▶ **Directions for this task**
Copy the items below from their first line through the line holding "formula-paren-6: ) (1446, 193, 1466, 258)", inclusive, reproducing each line character for character.

>> start

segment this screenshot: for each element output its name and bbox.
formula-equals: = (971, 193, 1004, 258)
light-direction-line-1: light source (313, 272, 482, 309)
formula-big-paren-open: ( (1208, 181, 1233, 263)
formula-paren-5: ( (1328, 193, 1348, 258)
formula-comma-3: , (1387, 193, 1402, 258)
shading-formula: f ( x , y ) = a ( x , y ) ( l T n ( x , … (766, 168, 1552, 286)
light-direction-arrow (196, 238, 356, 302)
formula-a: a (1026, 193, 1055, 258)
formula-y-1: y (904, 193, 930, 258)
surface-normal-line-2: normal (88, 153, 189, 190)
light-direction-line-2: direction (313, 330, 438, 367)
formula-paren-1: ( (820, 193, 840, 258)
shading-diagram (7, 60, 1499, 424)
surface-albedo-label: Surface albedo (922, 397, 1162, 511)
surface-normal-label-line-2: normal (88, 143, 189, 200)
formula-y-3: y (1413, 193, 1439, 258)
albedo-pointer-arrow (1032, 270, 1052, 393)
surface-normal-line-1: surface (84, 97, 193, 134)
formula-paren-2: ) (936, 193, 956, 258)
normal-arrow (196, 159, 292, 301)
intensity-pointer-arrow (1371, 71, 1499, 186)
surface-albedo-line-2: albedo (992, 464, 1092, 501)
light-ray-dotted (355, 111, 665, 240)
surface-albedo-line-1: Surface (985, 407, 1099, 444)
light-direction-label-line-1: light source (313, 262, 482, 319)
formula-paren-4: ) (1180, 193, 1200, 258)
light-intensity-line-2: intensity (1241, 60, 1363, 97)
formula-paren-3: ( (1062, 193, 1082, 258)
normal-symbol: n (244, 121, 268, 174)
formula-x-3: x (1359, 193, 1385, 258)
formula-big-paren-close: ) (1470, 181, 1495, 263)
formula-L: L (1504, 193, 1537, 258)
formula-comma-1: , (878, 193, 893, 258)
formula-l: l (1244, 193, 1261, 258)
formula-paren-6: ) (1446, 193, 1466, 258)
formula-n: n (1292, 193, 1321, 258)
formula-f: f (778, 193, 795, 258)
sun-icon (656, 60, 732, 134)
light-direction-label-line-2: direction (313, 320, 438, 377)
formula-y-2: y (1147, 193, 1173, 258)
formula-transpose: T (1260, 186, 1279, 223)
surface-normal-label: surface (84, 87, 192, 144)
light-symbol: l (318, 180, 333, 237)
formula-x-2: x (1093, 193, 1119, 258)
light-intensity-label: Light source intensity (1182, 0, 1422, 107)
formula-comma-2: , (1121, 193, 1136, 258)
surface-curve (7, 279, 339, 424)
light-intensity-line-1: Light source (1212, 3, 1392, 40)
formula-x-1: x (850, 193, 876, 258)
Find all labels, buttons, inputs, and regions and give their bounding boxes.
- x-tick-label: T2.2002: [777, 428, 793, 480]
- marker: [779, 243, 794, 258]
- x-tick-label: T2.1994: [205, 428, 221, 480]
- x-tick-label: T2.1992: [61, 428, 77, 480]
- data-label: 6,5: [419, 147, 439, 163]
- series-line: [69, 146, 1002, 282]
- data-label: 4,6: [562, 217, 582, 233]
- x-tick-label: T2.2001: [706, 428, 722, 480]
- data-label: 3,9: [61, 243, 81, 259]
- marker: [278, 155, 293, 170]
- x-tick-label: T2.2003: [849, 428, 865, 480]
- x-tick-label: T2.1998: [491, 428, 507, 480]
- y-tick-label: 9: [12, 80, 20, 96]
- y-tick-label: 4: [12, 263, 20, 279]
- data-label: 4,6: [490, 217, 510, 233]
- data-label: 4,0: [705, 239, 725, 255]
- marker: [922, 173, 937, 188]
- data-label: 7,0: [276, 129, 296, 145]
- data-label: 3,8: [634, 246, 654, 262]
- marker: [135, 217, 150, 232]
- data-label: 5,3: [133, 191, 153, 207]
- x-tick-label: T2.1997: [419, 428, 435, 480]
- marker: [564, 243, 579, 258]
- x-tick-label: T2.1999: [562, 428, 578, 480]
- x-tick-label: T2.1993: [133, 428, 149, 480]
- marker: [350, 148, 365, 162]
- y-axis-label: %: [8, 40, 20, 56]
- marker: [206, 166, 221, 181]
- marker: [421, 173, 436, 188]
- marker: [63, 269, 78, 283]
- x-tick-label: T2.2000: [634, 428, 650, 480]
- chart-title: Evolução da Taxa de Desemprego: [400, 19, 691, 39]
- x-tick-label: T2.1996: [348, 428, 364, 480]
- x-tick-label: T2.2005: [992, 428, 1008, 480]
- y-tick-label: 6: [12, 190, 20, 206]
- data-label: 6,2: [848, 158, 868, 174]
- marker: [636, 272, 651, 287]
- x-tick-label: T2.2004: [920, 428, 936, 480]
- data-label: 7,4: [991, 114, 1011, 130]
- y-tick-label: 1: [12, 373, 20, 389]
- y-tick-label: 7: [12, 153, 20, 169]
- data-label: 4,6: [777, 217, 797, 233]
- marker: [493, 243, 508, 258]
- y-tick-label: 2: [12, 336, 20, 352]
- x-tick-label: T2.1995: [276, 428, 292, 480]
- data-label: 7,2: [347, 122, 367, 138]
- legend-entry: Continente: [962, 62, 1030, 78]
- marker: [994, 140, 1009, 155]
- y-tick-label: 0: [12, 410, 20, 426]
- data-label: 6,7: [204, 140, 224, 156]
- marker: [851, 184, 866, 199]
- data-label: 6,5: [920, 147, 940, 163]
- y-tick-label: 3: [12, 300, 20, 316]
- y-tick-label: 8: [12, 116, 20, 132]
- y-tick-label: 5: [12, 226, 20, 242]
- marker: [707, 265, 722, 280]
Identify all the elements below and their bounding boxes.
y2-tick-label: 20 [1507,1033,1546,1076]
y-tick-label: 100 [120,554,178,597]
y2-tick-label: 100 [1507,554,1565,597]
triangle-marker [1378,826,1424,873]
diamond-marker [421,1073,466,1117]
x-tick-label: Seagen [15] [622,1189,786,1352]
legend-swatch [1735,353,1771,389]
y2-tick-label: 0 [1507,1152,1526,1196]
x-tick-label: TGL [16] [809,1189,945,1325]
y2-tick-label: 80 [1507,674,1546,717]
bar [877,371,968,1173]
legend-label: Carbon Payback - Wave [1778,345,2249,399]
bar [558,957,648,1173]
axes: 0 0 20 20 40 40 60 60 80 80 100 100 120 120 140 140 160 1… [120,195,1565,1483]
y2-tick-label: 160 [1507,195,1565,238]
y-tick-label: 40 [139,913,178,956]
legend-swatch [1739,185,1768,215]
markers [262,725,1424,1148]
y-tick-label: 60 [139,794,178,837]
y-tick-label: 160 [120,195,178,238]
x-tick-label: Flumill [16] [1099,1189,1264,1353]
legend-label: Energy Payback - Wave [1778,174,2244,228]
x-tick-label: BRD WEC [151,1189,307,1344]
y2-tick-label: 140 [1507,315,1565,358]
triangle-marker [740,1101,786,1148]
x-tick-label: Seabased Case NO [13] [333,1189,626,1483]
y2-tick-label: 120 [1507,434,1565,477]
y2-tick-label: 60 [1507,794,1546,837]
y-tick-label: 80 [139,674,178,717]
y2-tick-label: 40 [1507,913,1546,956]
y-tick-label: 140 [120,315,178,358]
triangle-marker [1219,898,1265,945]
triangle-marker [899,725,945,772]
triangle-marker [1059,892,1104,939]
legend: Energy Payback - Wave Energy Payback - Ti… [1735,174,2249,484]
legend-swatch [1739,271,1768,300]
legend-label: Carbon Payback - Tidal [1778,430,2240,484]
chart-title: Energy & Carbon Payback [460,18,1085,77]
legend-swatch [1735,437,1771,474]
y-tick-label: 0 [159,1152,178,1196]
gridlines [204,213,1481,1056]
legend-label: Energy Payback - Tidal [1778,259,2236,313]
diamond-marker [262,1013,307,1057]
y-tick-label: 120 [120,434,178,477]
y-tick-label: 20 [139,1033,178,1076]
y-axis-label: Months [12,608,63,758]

>> end

▶ **The solution**
segment this screenshot: for each element output its name and bbox.
formula-equals: = (971, 193, 1004, 258)
light-direction-line-1: light source (313, 272, 482, 309)
formula-big-paren-open: ( (1208, 181, 1233, 263)
formula-paren-5: ( (1328, 193, 1348, 258)
formula-comma-3: , (1387, 193, 1402, 258)
shading-formula: f ( x , y ) = a ( x , y ) ( l T n ( x , … (766, 168, 1552, 286)
light-direction-arrow (196, 238, 356, 302)
formula-a: a (1026, 193, 1055, 258)
formula-y-1: y (904, 193, 930, 258)
surface-normal-line-2: normal (88, 153, 189, 190)
light-direction-line-2: direction (313, 330, 438, 367)
formula-paren-1: ( (820, 193, 840, 258)
shading-diagram (7, 60, 1499, 424)
surface-albedo-label: Surface albedo (922, 397, 1162, 511)
surface-normal-label-line-2: normal (88, 143, 189, 200)
formula-y-3: y (1413, 193, 1439, 258)
albedo-pointer-arrow (1032, 270, 1052, 393)
surface-normal-line-1: surface (84, 97, 193, 134)
formula-paren-2: ) (936, 193, 956, 258)
normal-arrow (196, 159, 292, 301)
intensity-pointer-arrow (1371, 71, 1499, 186)
surface-albedo-line-2: albedo (992, 464, 1092, 501)
light-ray-dotted (355, 111, 665, 240)
surface-albedo-line-1: Surface (985, 407, 1099, 444)
light-direction-label-line-1: light source (313, 262, 482, 319)
formula-paren-4: ) (1180, 193, 1200, 258)
light-intensity-line-2: intensity (1241, 60, 1363, 97)
formula-paren-3: ( (1062, 193, 1082, 258)
normal-symbol: n (244, 121, 268, 174)
formula-x-3: x (1359, 193, 1385, 258)
formula-big-paren-close: ) (1470, 181, 1495, 263)
formula-L: L (1504, 193, 1537, 258)
formula-comma-1: , (878, 193, 893, 258)
formula-l: l (1244, 193, 1261, 258)
formula-paren-6: ) (1446, 193, 1466, 258)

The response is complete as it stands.